### Data provided
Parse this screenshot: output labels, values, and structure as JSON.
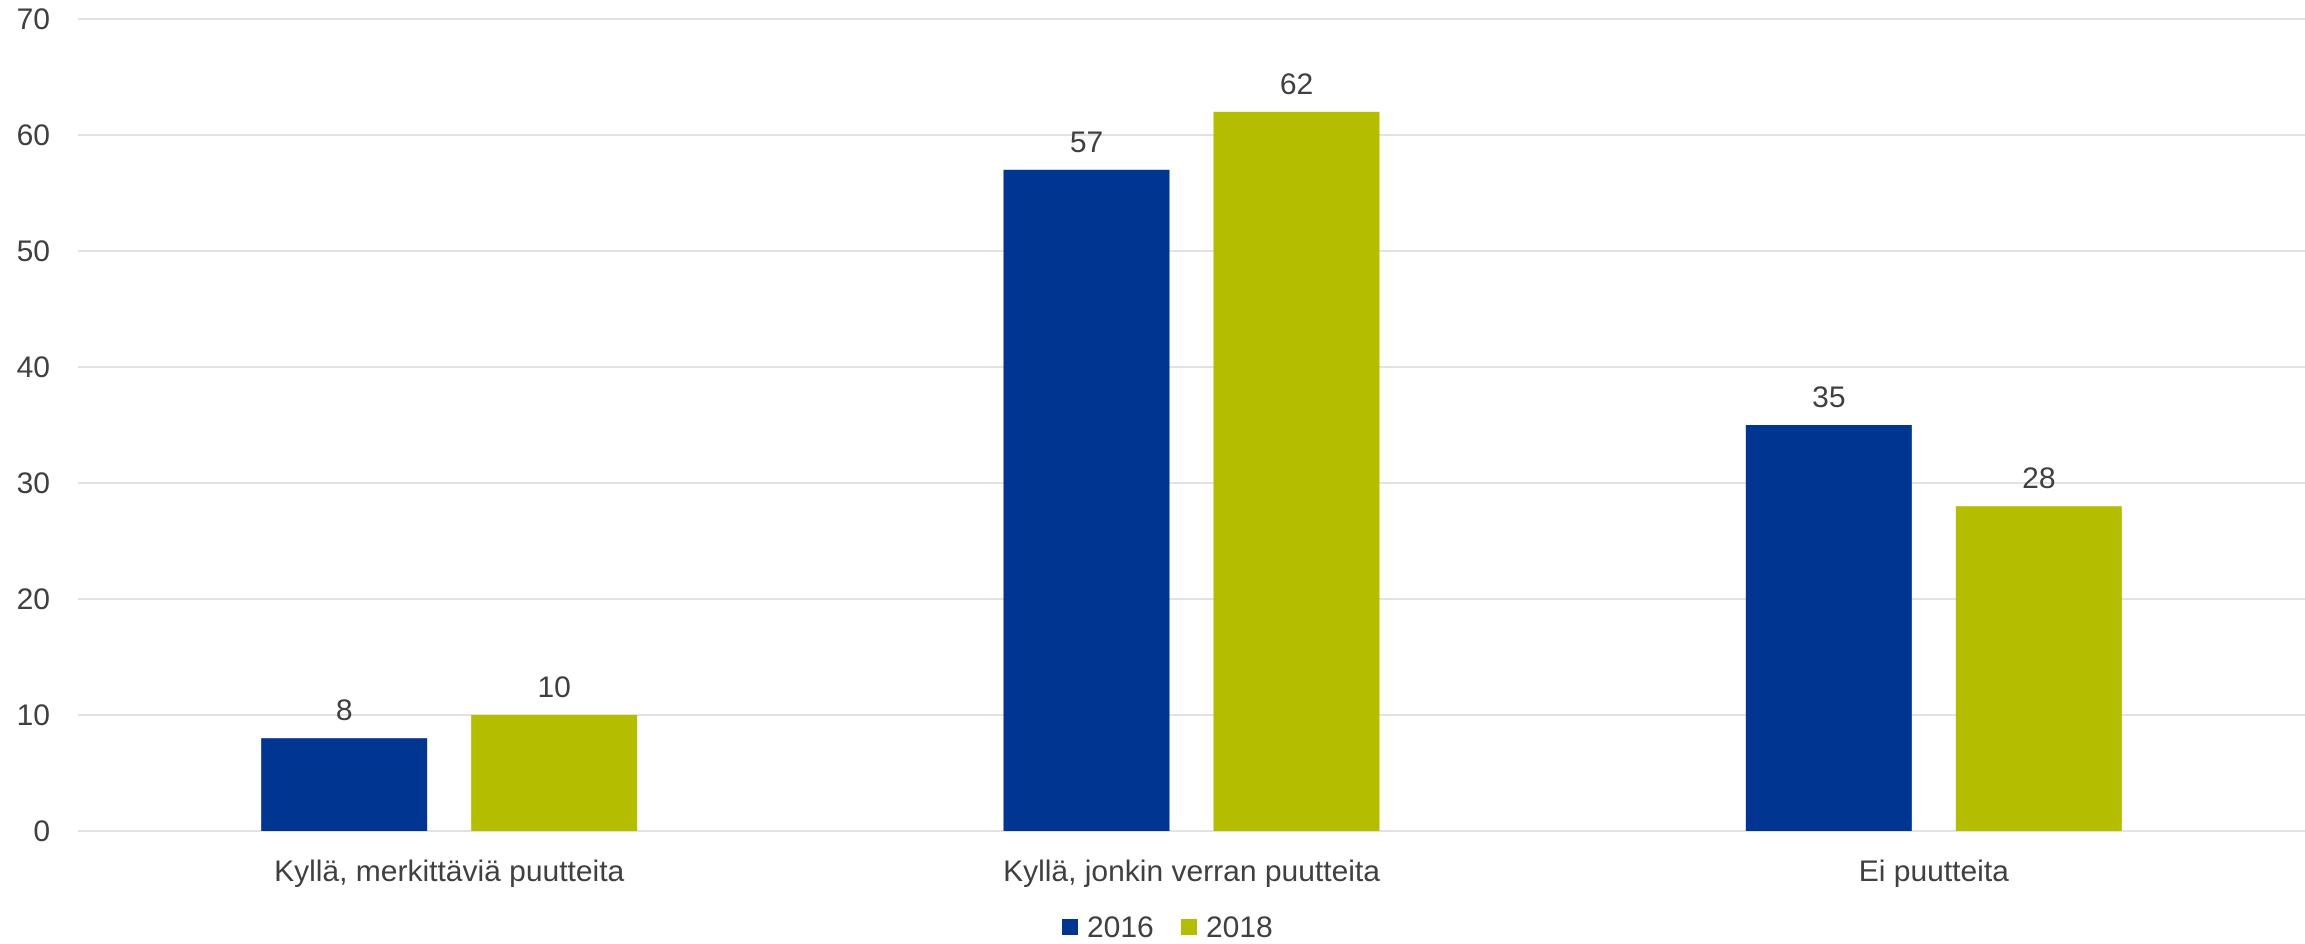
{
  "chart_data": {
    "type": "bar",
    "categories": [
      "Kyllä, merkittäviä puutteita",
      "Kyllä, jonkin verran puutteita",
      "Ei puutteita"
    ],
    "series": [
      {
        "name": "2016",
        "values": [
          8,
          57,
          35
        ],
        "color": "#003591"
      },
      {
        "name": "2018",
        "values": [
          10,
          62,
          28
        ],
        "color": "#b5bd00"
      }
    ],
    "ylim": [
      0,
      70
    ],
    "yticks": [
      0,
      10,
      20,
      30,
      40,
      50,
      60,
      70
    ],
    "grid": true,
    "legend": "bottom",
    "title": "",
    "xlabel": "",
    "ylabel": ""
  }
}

### Challenge
Without the pictures, return the entries exactly as they appear.

### Exercise response
Parse this screenshot: output labels, values, and structure as JSON.
{
  "chart_data": {
    "type": "bar",
    "categories": [
      "Kyllä, merkittäviä puutteita",
      "Kyllä, jonkin verran puutteita",
      "Ei puutteita"
    ],
    "series": [
      {
        "name": "2016",
        "values": [
          8,
          57,
          35
        ],
        "color": "#003591"
      },
      {
        "name": "2018",
        "values": [
          10,
          62,
          28
        ],
        "color": "#b5bd00"
      }
    ],
    "ylim": [
      0,
      70
    ],
    "yticks": [
      0,
      10,
      20,
      30,
      40,
      50,
      60,
      70
    ],
    "grid": true,
    "legend": "bottom",
    "title": "",
    "xlabel": "",
    "ylabel": ""
  }
}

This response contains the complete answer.